**REQUEST**
Reproduce the recorded data below verbatim, omitting the pictures from your answer.

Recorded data

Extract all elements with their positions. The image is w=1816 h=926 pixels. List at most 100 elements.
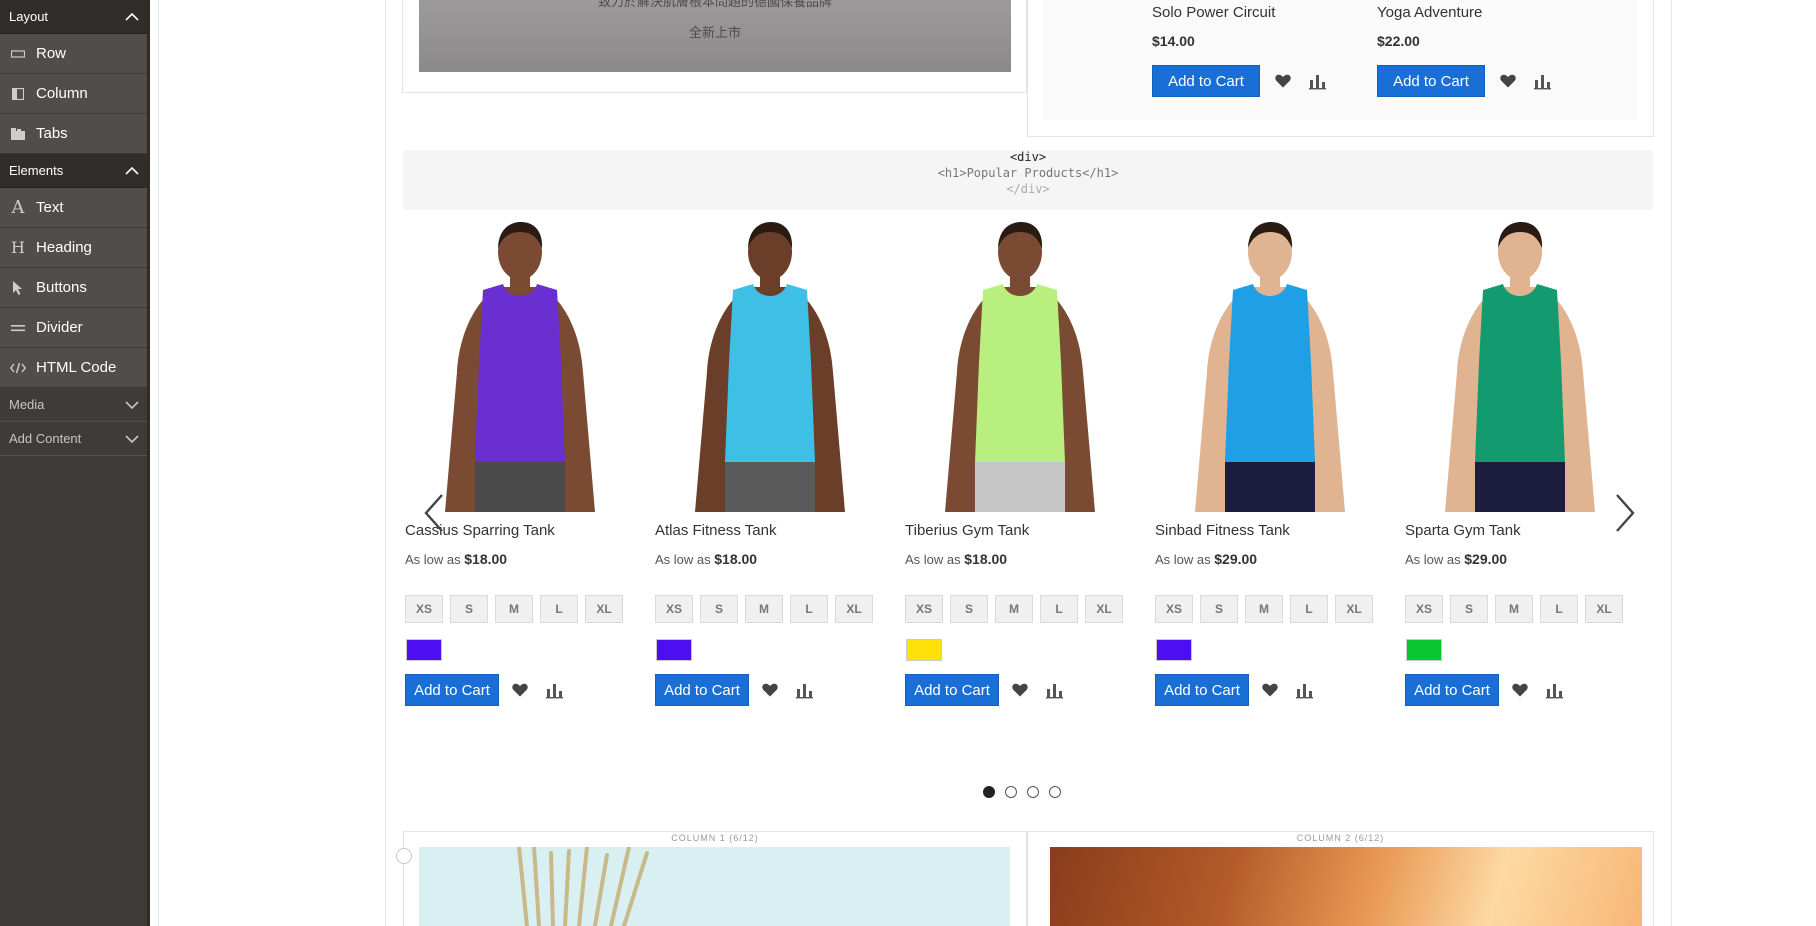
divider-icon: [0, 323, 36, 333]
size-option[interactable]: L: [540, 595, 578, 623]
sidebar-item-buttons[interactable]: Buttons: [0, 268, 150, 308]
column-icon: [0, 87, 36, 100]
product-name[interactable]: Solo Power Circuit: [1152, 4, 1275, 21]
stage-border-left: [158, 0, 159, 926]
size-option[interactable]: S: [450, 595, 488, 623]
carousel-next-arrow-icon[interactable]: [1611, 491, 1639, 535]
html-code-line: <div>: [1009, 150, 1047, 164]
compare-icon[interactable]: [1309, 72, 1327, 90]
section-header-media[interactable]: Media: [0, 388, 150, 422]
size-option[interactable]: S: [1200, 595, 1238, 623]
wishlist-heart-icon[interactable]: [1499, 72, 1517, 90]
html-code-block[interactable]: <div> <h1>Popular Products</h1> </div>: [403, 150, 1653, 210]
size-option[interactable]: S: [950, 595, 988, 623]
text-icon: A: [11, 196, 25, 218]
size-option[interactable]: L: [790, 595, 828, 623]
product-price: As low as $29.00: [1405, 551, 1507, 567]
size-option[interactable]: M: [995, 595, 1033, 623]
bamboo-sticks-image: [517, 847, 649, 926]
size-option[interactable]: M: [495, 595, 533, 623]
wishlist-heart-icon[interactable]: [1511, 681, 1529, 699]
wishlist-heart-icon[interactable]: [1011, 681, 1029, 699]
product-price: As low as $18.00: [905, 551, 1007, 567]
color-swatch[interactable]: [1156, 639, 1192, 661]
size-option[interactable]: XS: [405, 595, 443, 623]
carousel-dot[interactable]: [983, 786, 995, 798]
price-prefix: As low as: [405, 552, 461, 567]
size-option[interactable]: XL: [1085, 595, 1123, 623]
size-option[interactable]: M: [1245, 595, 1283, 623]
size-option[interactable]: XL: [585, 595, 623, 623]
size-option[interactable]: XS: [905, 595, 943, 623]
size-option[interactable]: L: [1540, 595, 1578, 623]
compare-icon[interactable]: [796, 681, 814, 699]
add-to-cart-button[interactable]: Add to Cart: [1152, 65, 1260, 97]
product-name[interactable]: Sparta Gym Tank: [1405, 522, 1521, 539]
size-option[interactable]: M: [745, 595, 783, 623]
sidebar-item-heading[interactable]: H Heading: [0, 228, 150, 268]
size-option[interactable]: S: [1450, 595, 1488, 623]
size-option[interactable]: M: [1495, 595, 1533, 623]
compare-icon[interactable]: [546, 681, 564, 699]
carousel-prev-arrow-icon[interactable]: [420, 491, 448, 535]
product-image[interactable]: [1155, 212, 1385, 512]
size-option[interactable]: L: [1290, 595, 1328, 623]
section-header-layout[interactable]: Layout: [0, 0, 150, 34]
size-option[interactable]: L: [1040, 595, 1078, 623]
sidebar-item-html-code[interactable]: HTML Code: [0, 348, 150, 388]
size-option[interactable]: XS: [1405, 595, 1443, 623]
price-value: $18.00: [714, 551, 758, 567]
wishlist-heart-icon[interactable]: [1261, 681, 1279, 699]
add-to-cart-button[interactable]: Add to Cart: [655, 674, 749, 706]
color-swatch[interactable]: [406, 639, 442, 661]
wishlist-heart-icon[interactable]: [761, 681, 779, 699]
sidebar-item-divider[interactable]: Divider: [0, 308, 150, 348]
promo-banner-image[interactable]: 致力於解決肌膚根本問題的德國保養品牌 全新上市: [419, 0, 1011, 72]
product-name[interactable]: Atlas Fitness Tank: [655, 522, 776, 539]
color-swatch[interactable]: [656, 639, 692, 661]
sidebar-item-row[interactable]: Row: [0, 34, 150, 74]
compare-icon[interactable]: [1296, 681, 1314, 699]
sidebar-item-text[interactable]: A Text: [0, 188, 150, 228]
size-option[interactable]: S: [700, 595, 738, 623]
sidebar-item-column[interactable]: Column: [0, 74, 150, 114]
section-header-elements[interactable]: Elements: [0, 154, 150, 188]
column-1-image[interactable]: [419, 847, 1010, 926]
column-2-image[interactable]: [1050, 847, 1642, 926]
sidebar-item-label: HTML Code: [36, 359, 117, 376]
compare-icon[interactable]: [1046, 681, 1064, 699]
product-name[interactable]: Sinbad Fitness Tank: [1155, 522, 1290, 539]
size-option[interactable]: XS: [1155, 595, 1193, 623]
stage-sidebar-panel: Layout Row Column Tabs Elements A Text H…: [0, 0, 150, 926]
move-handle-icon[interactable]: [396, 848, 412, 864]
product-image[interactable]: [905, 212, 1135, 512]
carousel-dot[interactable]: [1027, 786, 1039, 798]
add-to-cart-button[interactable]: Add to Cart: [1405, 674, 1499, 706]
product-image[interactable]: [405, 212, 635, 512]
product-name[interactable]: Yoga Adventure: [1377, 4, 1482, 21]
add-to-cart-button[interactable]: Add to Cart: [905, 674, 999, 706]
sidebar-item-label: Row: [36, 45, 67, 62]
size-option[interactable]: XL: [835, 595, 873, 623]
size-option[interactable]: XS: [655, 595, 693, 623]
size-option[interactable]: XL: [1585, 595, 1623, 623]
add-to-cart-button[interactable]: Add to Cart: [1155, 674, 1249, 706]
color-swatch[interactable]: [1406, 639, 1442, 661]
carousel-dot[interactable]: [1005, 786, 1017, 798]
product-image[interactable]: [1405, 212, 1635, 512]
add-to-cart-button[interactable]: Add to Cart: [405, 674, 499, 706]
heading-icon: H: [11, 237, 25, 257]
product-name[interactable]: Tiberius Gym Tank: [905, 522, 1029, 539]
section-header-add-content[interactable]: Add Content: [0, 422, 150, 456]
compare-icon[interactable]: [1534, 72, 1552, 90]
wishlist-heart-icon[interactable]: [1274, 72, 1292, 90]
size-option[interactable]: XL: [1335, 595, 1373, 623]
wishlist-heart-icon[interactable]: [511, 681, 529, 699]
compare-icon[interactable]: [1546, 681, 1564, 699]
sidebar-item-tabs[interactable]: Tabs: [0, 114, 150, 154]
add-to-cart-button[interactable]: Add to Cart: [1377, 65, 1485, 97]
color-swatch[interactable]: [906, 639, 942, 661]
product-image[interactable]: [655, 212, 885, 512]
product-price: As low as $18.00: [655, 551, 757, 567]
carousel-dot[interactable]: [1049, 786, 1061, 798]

**FINAL ANSWER**
Extract all elements with their positions. The image is w=1816 h=926 pixels. List at most 100 elements.
divider-icon: [0, 323, 36, 333]
size-option[interactable]: L: [540, 595, 578, 623]
sidebar-item-buttons[interactable]: Buttons: [0, 268, 150, 308]
column-icon: [0, 87, 36, 100]
product-name[interactable]: Solo Power Circuit: [1152, 4, 1275, 21]
stage-border-left: [158, 0, 159, 926]
size-option[interactable]: S: [450, 595, 488, 623]
carousel-next-arrow-icon[interactable]: [1611, 491, 1639, 535]
html-code-line: <div>: [1009, 150, 1047, 164]
compare-icon[interactable]: [1309, 72, 1327, 90]
section-header-media[interactable]: Media: [0, 388, 150, 422]
size-option[interactable]: S: [1200, 595, 1238, 623]
wishlist-heart-icon[interactable]: [1499, 72, 1517, 90]
html-code-block[interactable]: <div> <h1>Popular Products</h1> </div>: [403, 150, 1653, 210]
size-option[interactable]: S: [950, 595, 988, 623]
text-icon: A: [11, 196, 25, 218]
size-option[interactable]: L: [790, 595, 828, 623]
product-price: As low as $29.00: [1405, 551, 1507, 567]
size-option[interactable]: M: [995, 595, 1033, 623]
bamboo-sticks-image: [517, 847, 649, 926]
size-option[interactable]: M: [495, 595, 533, 623]
wishlist-heart-icon[interactable]: [1511, 681, 1529, 699]
wishlist-heart-icon[interactable]: [1011, 681, 1029, 699]
product-price: As low as $18.00: [905, 551, 1007, 567]
color-swatch[interactable]: [1156, 639, 1192, 661]
size-option[interactable]: XS: [405, 595, 443, 623]
carousel-dot[interactable]: [983, 786, 995, 798]
price-prefix: As low as: [405, 552, 461, 567]
size-option[interactable]: XL: [1085, 595, 1123, 623]
size-option[interactable]: M: [1245, 595, 1283, 623]
size-option[interactable]: XL: [585, 595, 623, 623]
size-option[interactable]: XS: [905, 595, 943, 623]
size-option[interactable]: L: [1540, 595, 1578, 623]
compare-icon[interactable]: [796, 681, 814, 699]
add-to-cart-button[interactable]: Add to Cart: [1152, 65, 1260, 97]
product-name[interactable]: Sparta Gym Tank: [1405, 522, 1521, 539]
size-option[interactable]: M: [745, 595, 783, 623]
sidebar-item-heading[interactable]: H Heading: [0, 228, 150, 268]
size-option[interactable]: S: [1450, 595, 1488, 623]
size-option[interactable]: M: [1495, 595, 1533, 623]
compare-icon[interactable]: [546, 681, 564, 699]
carousel-prev-arrow-icon[interactable]: [420, 491, 448, 535]
product-image[interactable]: [1155, 212, 1385, 512]
size-option[interactable]: L: [1290, 595, 1328, 623]
section-header-layout[interactable]: Layout: [0, 0, 150, 34]
size-option[interactable]: L: [1040, 595, 1078, 623]
sidebar-item-html-code[interactable]: HTML Code: [0, 348, 150, 388]
size-option[interactable]: XS: [1405, 595, 1443, 623]
price-value: $18.00: [714, 551, 758, 567]
wishlist-heart-icon[interactable]: [1261, 681, 1279, 699]
add-to-cart-button[interactable]: Add to Cart: [655, 674, 749, 706]
color-swatch[interactable]: [406, 639, 442, 661]
wishlist-heart-icon[interactable]: [761, 681, 779, 699]
sidebar-item-divider[interactable]: Divider: [0, 308, 150, 348]
promo-banner-image[interactable]: 致力於解決肌膚根本問題的德國保養品牌 全新上市: [419, 0, 1011, 72]
product-name[interactable]: Atlas Fitness Tank: [655, 522, 776, 539]
color-swatch[interactable]: [656, 639, 692, 661]
sidebar-item-row[interactable]: Row: [0, 34, 150, 74]
compare-icon[interactable]: [1296, 681, 1314, 699]
sidebar-item-text[interactable]: A Text: [0, 188, 150, 228]
size-option[interactable]: S: [700, 595, 738, 623]
sidebar-item-column[interactable]: Column: [0, 74, 150, 114]
section-header-elements[interactable]: Elements: [0, 154, 150, 188]
column-1-image[interactable]: [419, 847, 1010, 926]
column-2-image[interactable]: [1050, 847, 1642, 926]
sidebar-item-label: HTML Code: [36, 359, 117, 376]
compare-icon[interactable]: [1046, 681, 1064, 699]
product-name[interactable]: Sinbad Fitness Tank: [1155, 522, 1290, 539]
size-option[interactable]: XS: [1155, 595, 1193, 623]
stage-sidebar-panel: Layout Row Column Tabs Elements A Text H…: [0, 0, 150, 926]
move-handle-icon[interactable]: [396, 848, 412, 864]
product-image[interactable]: [905, 212, 1135, 512]
carousel-dot[interactable]: [1027, 786, 1039, 798]
add-to-cart-button[interactable]: Add to Cart: [1405, 674, 1499, 706]
product-image[interactable]: [405, 212, 635, 512]
product-name[interactable]: Yoga Adventure: [1377, 4, 1482, 21]
add-to-cart-button[interactable]: Add to Cart: [905, 674, 999, 706]
sidebar-item-label: Row: [36, 45, 67, 62]
size-option[interactable]: XL: [835, 595, 873, 623]
size-option[interactable]: XS: [655, 595, 693, 623]
size-option[interactable]: XL: [1585, 595, 1623, 623]
add-to-cart-button[interactable]: Add to Cart: [1155, 674, 1249, 706]
color-swatch[interactable]: [1406, 639, 1442, 661]
carousel-dot[interactable]: [1005, 786, 1017, 798]
product-image[interactable]: [1405, 212, 1635, 512]
add-to-cart-button[interactable]: Add to Cart: [405, 674, 499, 706]
heading-icon: H: [11, 237, 25, 257]
product-name[interactable]: Tiberius Gym Tank: [905, 522, 1029, 539]
section-header-add-content[interactable]: Add Content: [0, 422, 150, 456]
compare-icon[interactable]: [1534, 72, 1552, 90]
wishlist-heart-icon[interactable]: [1274, 72, 1292, 90]
size-option[interactable]: XL: [1335, 595, 1373, 623]
wishlist-heart-icon[interactable]: [511, 681, 529, 699]
compare-icon[interactable]: [1546, 681, 1564, 699]
sidebar-item-tabs[interactable]: Tabs: [0, 114, 150, 154]
add-to-cart-button[interactable]: Add to Cart: [1377, 65, 1485, 97]
color-swatch[interactable]: [906, 639, 942, 661]
product-image[interactable]: [655, 212, 885, 512]
product-price: As low as $18.00: [655, 551, 757, 567]
carousel-dot[interactable]: [1049, 786, 1061, 798]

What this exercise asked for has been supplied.